* begin *
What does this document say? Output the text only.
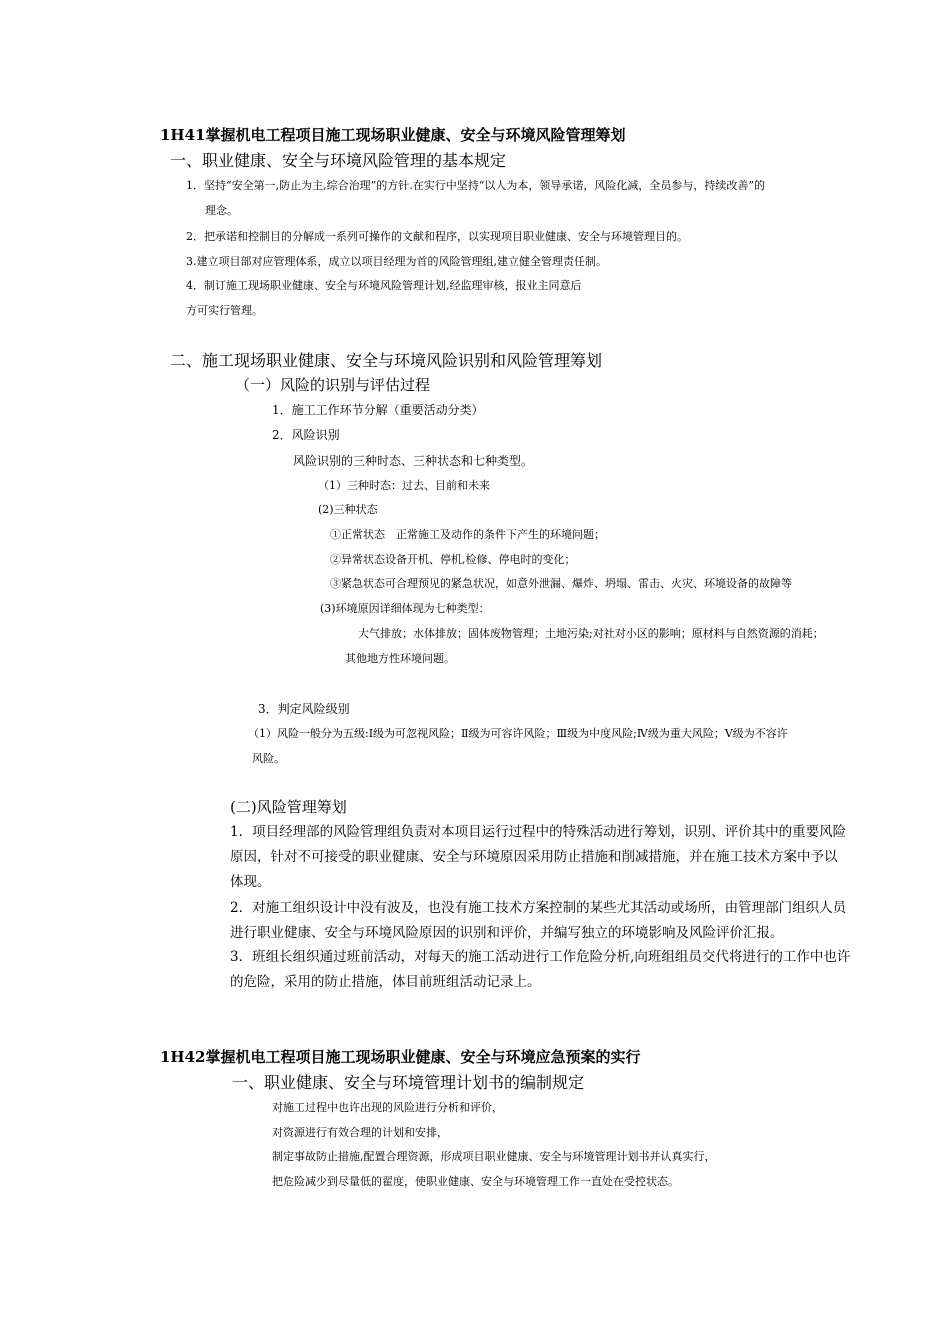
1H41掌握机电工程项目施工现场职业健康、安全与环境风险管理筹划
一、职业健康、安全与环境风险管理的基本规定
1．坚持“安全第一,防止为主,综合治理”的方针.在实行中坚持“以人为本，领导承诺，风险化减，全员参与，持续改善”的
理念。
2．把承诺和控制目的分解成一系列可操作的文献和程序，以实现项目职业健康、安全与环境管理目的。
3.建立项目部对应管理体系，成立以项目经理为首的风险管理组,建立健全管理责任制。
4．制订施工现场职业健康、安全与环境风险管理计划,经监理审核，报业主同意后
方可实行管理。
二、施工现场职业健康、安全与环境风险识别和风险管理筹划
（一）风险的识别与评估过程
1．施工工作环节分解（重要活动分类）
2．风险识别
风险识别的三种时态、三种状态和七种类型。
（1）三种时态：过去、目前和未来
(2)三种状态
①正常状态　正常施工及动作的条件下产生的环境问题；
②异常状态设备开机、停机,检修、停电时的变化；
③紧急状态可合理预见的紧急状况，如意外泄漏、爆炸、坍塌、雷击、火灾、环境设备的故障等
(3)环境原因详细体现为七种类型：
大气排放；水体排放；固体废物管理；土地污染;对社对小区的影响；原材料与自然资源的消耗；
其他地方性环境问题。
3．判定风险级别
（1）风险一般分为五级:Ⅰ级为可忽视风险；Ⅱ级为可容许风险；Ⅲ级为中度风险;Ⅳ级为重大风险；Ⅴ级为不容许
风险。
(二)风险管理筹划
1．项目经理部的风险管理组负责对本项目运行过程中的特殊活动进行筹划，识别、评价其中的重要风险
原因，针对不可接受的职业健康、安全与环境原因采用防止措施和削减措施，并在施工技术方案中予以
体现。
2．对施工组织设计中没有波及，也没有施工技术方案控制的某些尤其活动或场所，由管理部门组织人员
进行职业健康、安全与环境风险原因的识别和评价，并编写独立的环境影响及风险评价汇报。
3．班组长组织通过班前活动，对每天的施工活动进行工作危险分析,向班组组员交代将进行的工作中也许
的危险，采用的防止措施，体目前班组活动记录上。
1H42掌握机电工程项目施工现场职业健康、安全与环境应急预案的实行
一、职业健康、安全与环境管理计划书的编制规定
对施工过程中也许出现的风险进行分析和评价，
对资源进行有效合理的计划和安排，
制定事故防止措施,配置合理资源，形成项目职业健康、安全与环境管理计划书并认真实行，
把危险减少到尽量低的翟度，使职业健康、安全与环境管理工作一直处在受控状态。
* end *
* begin *
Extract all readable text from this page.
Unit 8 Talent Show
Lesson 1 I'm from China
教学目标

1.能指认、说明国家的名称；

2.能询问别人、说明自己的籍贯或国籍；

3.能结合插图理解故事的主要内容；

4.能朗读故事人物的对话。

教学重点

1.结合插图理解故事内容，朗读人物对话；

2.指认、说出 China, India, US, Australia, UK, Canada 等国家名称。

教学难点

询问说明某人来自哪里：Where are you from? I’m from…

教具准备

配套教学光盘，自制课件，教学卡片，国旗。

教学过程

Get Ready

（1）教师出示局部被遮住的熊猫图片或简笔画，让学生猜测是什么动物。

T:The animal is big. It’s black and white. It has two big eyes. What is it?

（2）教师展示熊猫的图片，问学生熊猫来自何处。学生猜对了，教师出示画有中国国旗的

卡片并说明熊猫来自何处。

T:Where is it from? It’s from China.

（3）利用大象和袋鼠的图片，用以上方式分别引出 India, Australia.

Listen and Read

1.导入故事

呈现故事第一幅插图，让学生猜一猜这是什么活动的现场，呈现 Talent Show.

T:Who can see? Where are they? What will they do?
* end *
▶ [SHORT PROBLEM]: Read through the entries and copy every line that includes "Where".

▶ [RESULT]:
询问说明某人来自哪里：Where are you from? I’m from…
T:Where is it from? It’s from China.
T:Who can see? Where are they? What will they do?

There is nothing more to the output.